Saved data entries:
=====
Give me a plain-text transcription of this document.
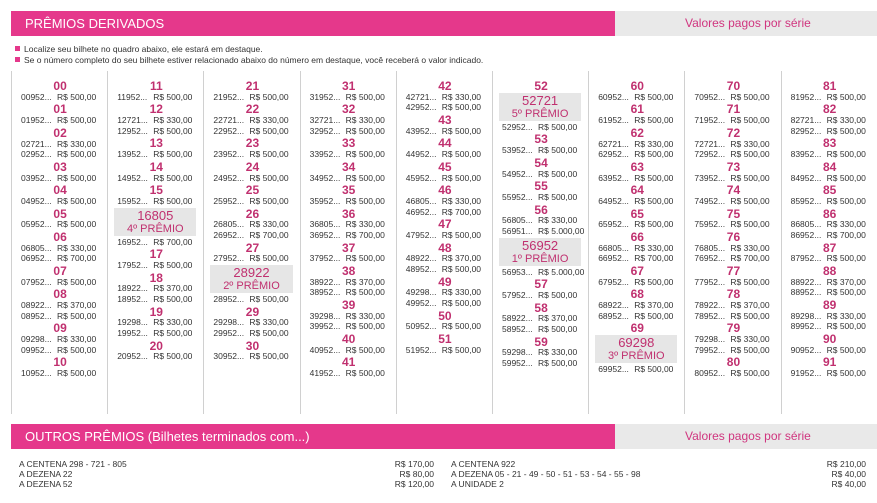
PRÊMIOS DERIVADOS	Valores pagos por série
Localize seu bilhete no quadro abaixo, ele estará em destaque.
Se o número completo do seu bilhete estiver relacionado abaixo do número em destaque, você receberá o valor indicado.
00
00952... R$ 500,00
01
01952... R$ 500,00
02
02721... R$ 330,00
02952... R$ 500,00
03
03952... R$ 500,00
04
04952... R$ 500,00
05
05952... R$ 500,00
06
06805... R$ 330,00
06952... R$ 700,00
07
07952... R$ 500,00
08
08922... R$ 370,00
08952... R$ 500,00
09
09298... R$ 330,00
09952... R$ 500,00
10
10952... R$ 500,00
11
11952... R$ 500,00
12
12721... R$ 330,00
12952... R$ 500,00
13
13952... R$ 500,00
14
14952... R$ 500,00
15
15952... R$ 500,00
16805
4º PRÊMIO
16952... R$ 700,00
17
17952... R$ 500,00
18
18922... R$ 370,00
18952... R$ 500,00
19
19298... R$ 330,00
19952... R$ 500,00
20
20952... R$ 500,00
21
21952... R$ 500,00
22
22721... R$ 330,00
22952... R$ 500,00
23
23952... R$ 500,00
24
24952... R$ 500,00
25
25952... R$ 500,00
26
26805... R$ 330,00
26952... R$ 700,00
27
27952... R$ 500,00
28922
2º PRÊMIO
28952... R$ 500,00
29
29298... R$ 330,00
29952... R$ 500,00
30
30952... R$ 500,00
31
31952... R$ 500,00
32
32721... R$ 330,00
32952... R$ 500,00
33
33952... R$ 500,00
34
34952... R$ 500,00
35
35952... R$ 500,00
36
36805... R$ 330,00
36952... R$ 700,00
37
37952... R$ 500,00
38
38922... R$ 370,00
38952... R$ 500,00
39
39298... R$ 330,00
39952... R$ 500,00
40
40952... R$ 500,00
41
41952... R$ 500,00
42
42721... R$ 330,00
42952... R$ 500,00
43
43952... R$ 500,00
44
44952... R$ 500,00
45
45952... R$ 500,00
46
46805... R$ 330,00
46952... R$ 700,00
47
47952... R$ 500,00
48
48922... R$ 370,00
48952... R$ 500,00
49
49298... R$ 330,00
49952... R$ 500,00
50
50952... R$ 500,00
51
51952... R$ 500,00
52
52721
5º PRÊMIO
52952... R$ 500,00
53
53952... R$ 500,00
54
54952... R$ 500,00
55
55952... R$ 500,00
56
56805... R$ 330,00
56951... R$ 5.000,00
56952
1º PRÊMIO
56953... R$ 5.000,00
57
57952... R$ 500,00
58
58922... R$ 370,00
58952... R$ 500,00
59
59298... R$ 330,00
59952... R$ 500,00
60
60952... R$ 500,00
61
61952... R$ 500,00
62
62721... R$ 330,00
62952... R$ 500,00
63
63952... R$ 500,00
64
64952... R$ 500,00
65
65952... R$ 500,00
66
66805... R$ 330,00
66952... R$ 700,00
67
67952... R$ 500,00
68
68922... R$ 370,00
68952... R$ 500,00
69
69298
3º PRÊMIO
69952... R$ 500,00
70
70952... R$ 500,00
71
71952... R$ 500,00
72
72721... R$ 330,00
72952... R$ 500,00
73
73952... R$ 500,00
74
74952... R$ 500,00
75
75952... R$ 500,00
76
76805... R$ 330,00
76952... R$ 700,00
77
77952... R$ 500,00
78
78922... R$ 370,00
78952... R$ 500,00
79
79298... R$ 330,00
79952... R$ 500,00
80
80952... R$ 500,00
81
81952... R$ 500,00
82
82721... R$ 330,00
82952... R$ 500,00
83
83952... R$ 500,00
84
84952... R$ 500,00
85
85952... R$ 500,00
86
86805... R$ 330,00
86952... R$ 700,00
87
87952... R$ 500,00
88
88922... R$ 370,00
88952... R$ 500,00
89
89298... R$ 330,00
89952... R$ 500,00
90
90952... R$ 500,00
91
91952... R$ 500,00
OUTROS PRÊMIOS (Bilhetes terminados com...)	Valores pagos por série
A CENTENA 298 - 721 - 805	R$ 170,00
A DEZENA 22	R$ 80,00
A DEZENA 52	R$ 120,00
A CENTENA 922	R$ 210,00
A DEZENA 05 - 21 - 49 - 50 - 51 - 53 - 54 - 55 - 98	R$ 40,00
A UNIDADE 2	R$ 40,00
=====
▶ EXERCISE PROMPT
Spot every line that holds "pagos" and copy it.

▶ CORRECT RESULT
PRÊMIOS DERIVADOS	Valores pagos por série
OUTROS PRÊMIOS (Bilhetes terminados com...)	Valores pagos por série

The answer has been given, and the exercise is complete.